- _Problem to work on_
Print out every line, exactly as written.
[Begin Records for the task]
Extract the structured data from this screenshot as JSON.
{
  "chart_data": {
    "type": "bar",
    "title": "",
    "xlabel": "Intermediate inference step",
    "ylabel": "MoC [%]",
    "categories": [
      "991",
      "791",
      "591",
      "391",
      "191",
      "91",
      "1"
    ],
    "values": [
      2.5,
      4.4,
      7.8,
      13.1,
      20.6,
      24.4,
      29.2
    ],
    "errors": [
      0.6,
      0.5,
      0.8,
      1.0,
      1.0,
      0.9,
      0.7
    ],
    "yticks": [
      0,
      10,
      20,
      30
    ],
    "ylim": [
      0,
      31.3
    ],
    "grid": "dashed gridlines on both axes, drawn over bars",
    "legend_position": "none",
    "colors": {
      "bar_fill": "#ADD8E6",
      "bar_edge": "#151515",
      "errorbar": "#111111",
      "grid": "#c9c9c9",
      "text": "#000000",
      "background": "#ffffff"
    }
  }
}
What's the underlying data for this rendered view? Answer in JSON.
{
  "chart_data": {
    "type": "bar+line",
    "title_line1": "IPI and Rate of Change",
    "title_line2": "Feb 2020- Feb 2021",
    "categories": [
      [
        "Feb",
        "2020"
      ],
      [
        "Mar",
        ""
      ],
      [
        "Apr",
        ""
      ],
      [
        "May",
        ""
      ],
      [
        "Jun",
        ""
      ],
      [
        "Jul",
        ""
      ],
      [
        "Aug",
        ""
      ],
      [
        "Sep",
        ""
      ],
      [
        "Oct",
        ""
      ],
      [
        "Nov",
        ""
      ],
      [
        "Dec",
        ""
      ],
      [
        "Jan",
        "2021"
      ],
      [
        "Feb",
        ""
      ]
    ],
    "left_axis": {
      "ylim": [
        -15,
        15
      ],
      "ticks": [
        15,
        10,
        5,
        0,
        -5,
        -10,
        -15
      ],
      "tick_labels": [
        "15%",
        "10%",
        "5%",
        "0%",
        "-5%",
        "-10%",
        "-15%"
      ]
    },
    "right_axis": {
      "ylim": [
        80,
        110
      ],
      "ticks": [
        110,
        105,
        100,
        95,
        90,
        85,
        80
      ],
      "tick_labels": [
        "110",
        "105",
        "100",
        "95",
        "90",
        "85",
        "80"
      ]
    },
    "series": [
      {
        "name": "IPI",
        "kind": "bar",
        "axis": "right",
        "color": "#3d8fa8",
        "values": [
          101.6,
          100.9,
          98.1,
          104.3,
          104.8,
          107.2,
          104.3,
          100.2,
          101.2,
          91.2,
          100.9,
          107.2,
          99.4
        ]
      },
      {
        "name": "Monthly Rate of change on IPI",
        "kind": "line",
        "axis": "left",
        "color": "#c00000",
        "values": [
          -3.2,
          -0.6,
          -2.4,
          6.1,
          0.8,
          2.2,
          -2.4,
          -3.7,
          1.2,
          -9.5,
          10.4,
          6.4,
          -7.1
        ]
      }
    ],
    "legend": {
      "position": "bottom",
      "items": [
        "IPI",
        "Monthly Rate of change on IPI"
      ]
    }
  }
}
[End Records for the task]
- _Response for this exercise_
Extract the structured data from this screenshot as JSON.
{
  "chart_data": {
    "type": "bar",
    "title": "",
    "xlabel": "Intermediate inference step",
    "ylabel": "MoC [%]",
    "categories": [
      "991",
      "791",
      "591",
      "391",
      "191",
      "91",
      "1"
    ],
    "values": [
      2.5,
      4.4,
      7.8,
      13.1,
      20.6,
      24.4,
      29.2
    ],
    "errors": [
      0.6,
      0.5,
      0.8,
      1.0,
      1.0,
      0.9,
      0.7
    ],
    "yticks": [
      0,
      10,
      20,
      30
    ],
    "ylim": [
      0,
      31.3
    ],
    "grid": "dashed gridlines on both axes, drawn over bars",
    "legend_position": "none",
    "colors": {
      "bar_fill": "#ADD8E6",
      "bar_edge": "#151515",
      "errorbar": "#111111",
      "grid": "#c9c9c9",
      "text": "#000000",
      "background": "#ffffff"
    }
  }
}
What's the underlying data for this rendered view? Answer in JSON.
{
  "chart_data": {
    "type": "bar+line",
    "title_line1": "IPI and Rate of Change",
    "title_line2": "Feb 2020- Feb 2021",
    "categories": [
      [
        "Feb",
        "2020"
      ],
      [
        "Mar",
        ""
      ],
      [
        "Apr",
        ""
      ],
      [
        "May",
        ""
      ],
      [
        "Jun",
        ""
      ],
      [
        "Jul",
        ""
      ],
      [
        "Aug",
        ""
      ],
      [
        "Sep",
        ""
      ],
      [
        "Oct",
        ""
      ],
      [
        "Nov",
        ""
      ],
      [
        "Dec",
        ""
      ],
      [
        "Jan",
        "2021"
      ],
      [
        "Feb",
        ""
      ]
    ],
    "left_axis": {
      "ylim": [
        -15,
        15
      ],
      "ticks": [
        15,
        10,
        5,
        0,
        -5,
        -10,
        -15
      ],
      "tick_labels": [
        "15%",
        "10%",
        "5%",
        "0%",
        "-5%",
        "-10%",
        "-15%"
      ]
    },
    "right_axis": {
      "ylim": [
        80,
        110
      ],
      "ticks": [
        110,
        105,
        100,
        95,
        90,
        85,
        80
      ],
      "tick_labels": [
        "110",
        "105",
        "100",
        "95",
        "90",
        "85",
        "80"
      ]
    },
    "series": [
      {
        "name": "IPI",
        "kind": "bar",
        "axis": "right",
        "color": "#3d8fa8",
        "values": [
          101.6,
          100.9,
          98.1,
          104.3,
          104.8,
          107.2,
          104.3,
          100.2,
          101.2,
          91.2,
          100.9,
          107.2,
          99.4
        ]
      },
      {
        "name": "Monthly Rate of change on IPI",
        "kind": "line",
        "axis": "left",
        "color": "#c00000",
        "values": [
          -3.2,
          -0.6,
          -2.4,
          6.1,
          0.8,
          2.2,
          -2.4,
          -3.7,
          1.2,
          -9.5,
          10.4,
          6.4,
          -7.1
        ]
      }
    ],
    "legend": {
      "position": "bottom",
      "items": [
        "IPI",
        "Monthly Rate of change on IPI"
      ]
    }
  }
}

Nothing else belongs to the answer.